*PROVIDED PASSAGE*:
◇ ◇ ◇ ◇

Do we value our values?
Within our travel business, new Travel Consultants often get confused between ‘value’ and selling ‘cheap’.
I genuinely believe that if you believe in yourself and your product then ‘selling cheap’ should never be needed. I also believe that in order to demonstrate value to a prospect you must first work out what your own personal values are.
So here’s a thought for you.
What is the difference between ‘value’ and ‘values’ when you are selling?
Personally I would say they are often one and the same. What do I mean?
Well if you don’t have strong values, do you think your potential customers will value you and what you can do for them? Or put another way, if you don’t believe you offer much ‘value’ to your potential customers and you’re nothing more than a glorified comparison engine (or order taker), what will your prospects think of you and will they just purchase based on price? If they purchase based on price will they simply shop around until they find it cheaper?
Where as, if you believe your values are such that you would go out of your way to help a prospect, even if it didn’t make you money….would your customers think WOW…this person is better than good.
- Have you thought about what your values are?
- Could you write a list of your top 5 values?
- Would you be comfortable telling a prospect what they are?
Demonstrating Value to the client
They’ve work hard so does the value of the holiday outweigh the value of the hours of work put in to pay of the holiday. If you simply focus on price the answer will be NO. What else does the customer value about the holiday and the experience you can offer?
Does the Prospect Value YOU
What do you bring to the table? Could they have done that themselves? At the end of the sales process does the customer feel great about your involvement, or do they feel cheated?

◇ ◇ ◇ ◇

*DATA FOR PROCESSING*:
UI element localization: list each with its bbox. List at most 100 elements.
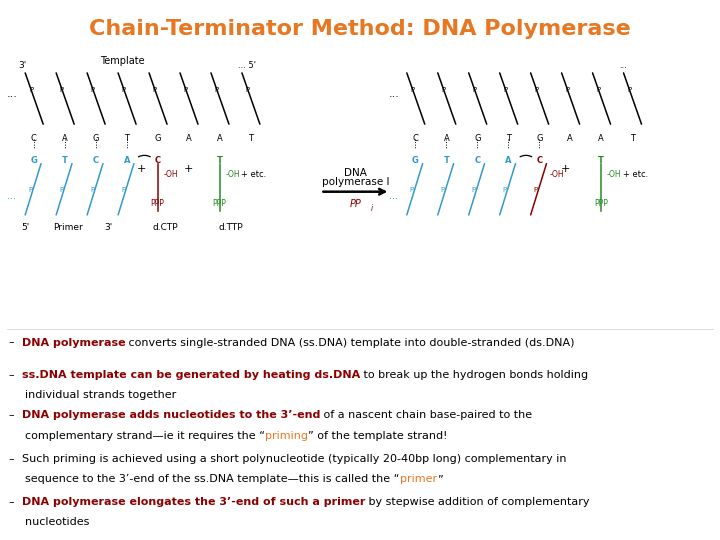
Text: C: C bbox=[31, 134, 37, 143]
Text: P: P bbox=[29, 87, 33, 93]
Text: DNA polymerase adds nucleotides to the 3’-end: DNA polymerase adds nucleotides to the 3… bbox=[22, 410, 320, 421]
Text: +: + bbox=[560, 164, 570, 174]
Text: G: G bbox=[30, 156, 37, 165]
Text: ”: ” bbox=[437, 474, 443, 484]
Text: T: T bbox=[630, 134, 634, 143]
Text: P: P bbox=[410, 87, 415, 93]
Text: T: T bbox=[248, 134, 253, 143]
Text: DNA polymerase elongates the 3’-end of such a primer: DNA polymerase elongates the 3’-end of s… bbox=[22, 497, 365, 507]
Text: complementary strand—ie it requires the “: complementary strand—ie it requires the … bbox=[25, 431, 265, 441]
Text: -OH: -OH bbox=[163, 170, 178, 179]
Text: to break up the hydrogen bonds holding: to break up the hydrogen bonds holding bbox=[360, 370, 588, 380]
Text: PPP: PPP bbox=[212, 199, 226, 208]
Text: Primer: Primer bbox=[53, 223, 84, 232]
Text: P: P bbox=[534, 187, 538, 193]
Text: ...: ... bbox=[389, 89, 400, 99]
Text: T: T bbox=[125, 134, 129, 143]
Text: P: P bbox=[28, 187, 32, 193]
Text: A: A bbox=[217, 134, 222, 143]
Text: nucleotides: nucleotides bbox=[25, 517, 89, 528]
Text: PPP: PPP bbox=[594, 199, 608, 208]
Text: C: C bbox=[474, 156, 480, 165]
Text: A: A bbox=[444, 134, 449, 143]
Text: P: P bbox=[122, 87, 126, 93]
Text: P: P bbox=[627, 87, 631, 93]
Text: P: P bbox=[90, 187, 94, 193]
Text: DNA polymerase: DNA polymerase bbox=[22, 338, 125, 348]
Text: P: P bbox=[441, 87, 446, 93]
Text: 3': 3' bbox=[104, 223, 112, 232]
Text: P: P bbox=[534, 87, 539, 93]
Text: C: C bbox=[93, 156, 99, 165]
Text: PPP: PPP bbox=[150, 199, 164, 208]
Text: T: T bbox=[217, 156, 222, 165]
Text: DNA: DNA bbox=[344, 167, 366, 178]
Text: –: – bbox=[9, 410, 14, 421]
Text: +: + bbox=[137, 164, 147, 174]
Text: C: C bbox=[413, 134, 418, 143]
Text: P: P bbox=[184, 87, 188, 93]
Text: A: A bbox=[598, 134, 604, 143]
Text: P: P bbox=[246, 87, 250, 93]
Text: ...: ... bbox=[389, 191, 397, 201]
Text: by stepwise addition of complementary: by stepwise addition of complementary bbox=[365, 497, 590, 507]
Text: P: P bbox=[565, 87, 570, 93]
Text: C: C bbox=[536, 156, 542, 165]
Text: + etc.: + etc. bbox=[241, 170, 266, 179]
Text: A: A bbox=[567, 134, 573, 143]
Text: -OH: -OH bbox=[550, 170, 564, 179]
Text: G: G bbox=[474, 134, 481, 143]
Text: d.CTP: d.CTP bbox=[153, 223, 179, 232]
Text: P: P bbox=[153, 87, 157, 93]
Text: P: P bbox=[503, 187, 507, 193]
Text: -OH: -OH bbox=[225, 170, 240, 179]
Text: ss.DNA template can be generated by heating ds.DNA: ss.DNA template can be generated by heat… bbox=[22, 370, 360, 380]
Text: T: T bbox=[62, 156, 68, 165]
Text: A: A bbox=[186, 134, 192, 143]
Text: +: + bbox=[184, 164, 194, 174]
Text: A: A bbox=[123, 156, 130, 165]
Text: P: P bbox=[503, 87, 508, 93]
Text: ” of the template strand!: ” of the template strand! bbox=[308, 431, 448, 441]
Text: G: G bbox=[536, 134, 543, 143]
Text: P: P bbox=[472, 187, 476, 193]
Text: + etc.: + etc. bbox=[623, 170, 648, 179]
Text: P: P bbox=[59, 187, 63, 193]
Text: i: i bbox=[371, 204, 372, 213]
Text: ...: ... bbox=[7, 191, 17, 201]
Text: T: T bbox=[506, 134, 510, 143]
Text: G: G bbox=[412, 156, 419, 165]
Text: d.TTP: d.TTP bbox=[218, 223, 243, 232]
Text: 3': 3' bbox=[18, 61, 26, 70]
Text: ...: ... bbox=[7, 89, 18, 99]
Text: P: P bbox=[596, 87, 600, 93]
Text: –: – bbox=[9, 370, 14, 380]
Text: of a nascent chain base-paired to the: of a nascent chain base-paired to the bbox=[320, 410, 532, 421]
Text: ... 5': ... 5' bbox=[238, 61, 256, 70]
Text: P: P bbox=[410, 187, 414, 193]
Text: Chain-Terminator Method: DNA Polymerase: Chain-Terminator Method: DNA Polymerase bbox=[89, 19, 631, 39]
Text: PP: PP bbox=[349, 199, 361, 209]
Text: P: P bbox=[121, 187, 125, 193]
Text: A: A bbox=[505, 156, 512, 165]
Text: T: T bbox=[598, 156, 604, 165]
Text: T: T bbox=[444, 156, 449, 165]
Text: P: P bbox=[472, 87, 477, 93]
Text: A: A bbox=[62, 134, 68, 143]
Text: G: G bbox=[92, 134, 99, 143]
Text: C: C bbox=[155, 156, 161, 165]
Text: P: P bbox=[215, 87, 219, 93]
Text: 5': 5' bbox=[22, 223, 30, 232]
Text: primer: primer bbox=[400, 474, 437, 484]
Text: G: G bbox=[154, 134, 161, 143]
Text: P: P bbox=[60, 87, 64, 93]
Text: P: P bbox=[91, 87, 95, 93]
Text: sequence to the 3’-end of the ss.DNA template—this is called the “: sequence to the 3’-end of the ss.DNA tem… bbox=[25, 474, 400, 484]
Text: individual strands together: individual strands together bbox=[25, 390, 176, 401]
Text: Template: Template bbox=[100, 56, 145, 66]
Text: –: – bbox=[9, 454, 14, 464]
Text: P: P bbox=[441, 187, 445, 193]
Text: ...: ... bbox=[619, 61, 627, 70]
Text: –: – bbox=[9, 338, 14, 348]
Text: Such priming is achieved using a short polynucleotide (typically 20-40bp long) c: Such priming is achieved using a short p… bbox=[22, 454, 566, 464]
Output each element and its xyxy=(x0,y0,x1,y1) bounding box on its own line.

◇ ◇ ◇ ◇

*SHORT PROBLEM 1*:
For the piece on values in selling, decide whether each statement agrees with it. Answer yes or no, and quote the deciding words of the text exactly.
(a) The author thinks selling cheap should never be needed by someone who believes in themselves and their product.
(b) The author says that "value" and "values" are always entirely different things in selling.
(c) Readers are asked whether they could write a list of their top ten values.
*SHORT PROBLEM 2*: In the records, duplicate everything from the line that contains "Text: C: C bbox=[31, 134, 37, 143]" down to the line that contains "Text: -OH: -OH bbox=[163, 170, 178, 179]", with both of those lines included.
The text and the records have no connection to each other.

*EXPECTED OUTPUT 1*:
(a) Yes: "if you believe in yourself and your product then ‘selling cheap’ should never be needed"
(b) No: "Personally I would say they are often one and the same."
(c) No: "Could you write a list of your top 5 values?"

*EXPECTED OUTPUT 2*:
Text: C: C bbox=[31, 134, 37, 143]
Text: P: P bbox=[29, 87, 33, 93]
Text: DNA polymerase adds nucleotides to the 3’-end: DNA polymerase adds nucleotides to the 3… bbox=[22, 410, 320, 421]
Text: +: + bbox=[560, 164, 570, 174]
Text: G: G bbox=[30, 156, 37, 165]
Text: ”: ” bbox=[437, 474, 443, 484]
Text: T: T bbox=[630, 134, 634, 143]
Text: P: P bbox=[410, 87, 415, 93]
Text: T: T bbox=[248, 134, 253, 143]
Text: DNA polymerase elongates the 3’-end of such a primer: DNA polymerase elongates the 3’-end of s… bbox=[22, 497, 365, 507]
Text: complementary strand—ie it requires the “: complementary strand—ie it requires the … bbox=[25, 431, 265, 441]
Text: -OH: -OH bbox=[163, 170, 178, 179]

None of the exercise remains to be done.